:: SHORT EXERCISE ::
Looking through the listing, how many of its lines hold the word "title"? Answer with only the number.

START

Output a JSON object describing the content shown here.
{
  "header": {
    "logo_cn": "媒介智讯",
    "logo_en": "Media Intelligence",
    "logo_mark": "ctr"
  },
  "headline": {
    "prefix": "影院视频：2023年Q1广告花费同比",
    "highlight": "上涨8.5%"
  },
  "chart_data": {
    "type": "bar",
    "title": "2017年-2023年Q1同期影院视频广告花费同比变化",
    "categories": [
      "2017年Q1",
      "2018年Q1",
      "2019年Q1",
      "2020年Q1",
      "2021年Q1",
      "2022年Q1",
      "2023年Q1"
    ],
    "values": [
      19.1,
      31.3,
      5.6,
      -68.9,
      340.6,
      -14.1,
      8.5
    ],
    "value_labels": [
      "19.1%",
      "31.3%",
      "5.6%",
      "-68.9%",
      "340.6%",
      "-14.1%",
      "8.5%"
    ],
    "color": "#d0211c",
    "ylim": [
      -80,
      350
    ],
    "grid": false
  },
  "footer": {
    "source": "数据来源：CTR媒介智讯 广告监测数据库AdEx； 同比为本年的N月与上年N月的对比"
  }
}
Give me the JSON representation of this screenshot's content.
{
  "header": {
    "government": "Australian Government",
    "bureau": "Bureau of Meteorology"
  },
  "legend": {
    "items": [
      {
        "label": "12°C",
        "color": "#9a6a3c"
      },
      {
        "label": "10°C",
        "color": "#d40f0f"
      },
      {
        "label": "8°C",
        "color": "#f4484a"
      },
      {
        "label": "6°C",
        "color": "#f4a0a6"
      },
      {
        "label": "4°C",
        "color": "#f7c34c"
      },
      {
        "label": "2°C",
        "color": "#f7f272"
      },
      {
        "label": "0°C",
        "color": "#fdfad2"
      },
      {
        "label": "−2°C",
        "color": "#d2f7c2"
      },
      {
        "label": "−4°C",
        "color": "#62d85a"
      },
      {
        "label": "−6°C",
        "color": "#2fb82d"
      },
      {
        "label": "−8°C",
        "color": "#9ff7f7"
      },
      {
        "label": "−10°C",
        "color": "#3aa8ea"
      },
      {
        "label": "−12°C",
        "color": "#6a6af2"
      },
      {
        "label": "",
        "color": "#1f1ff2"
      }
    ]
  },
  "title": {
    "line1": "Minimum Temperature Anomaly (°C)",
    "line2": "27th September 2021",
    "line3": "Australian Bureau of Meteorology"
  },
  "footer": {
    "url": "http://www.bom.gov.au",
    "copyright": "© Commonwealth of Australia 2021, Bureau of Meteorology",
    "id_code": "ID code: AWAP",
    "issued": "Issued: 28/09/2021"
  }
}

END

:: COMPLETE RESPONSE ::
2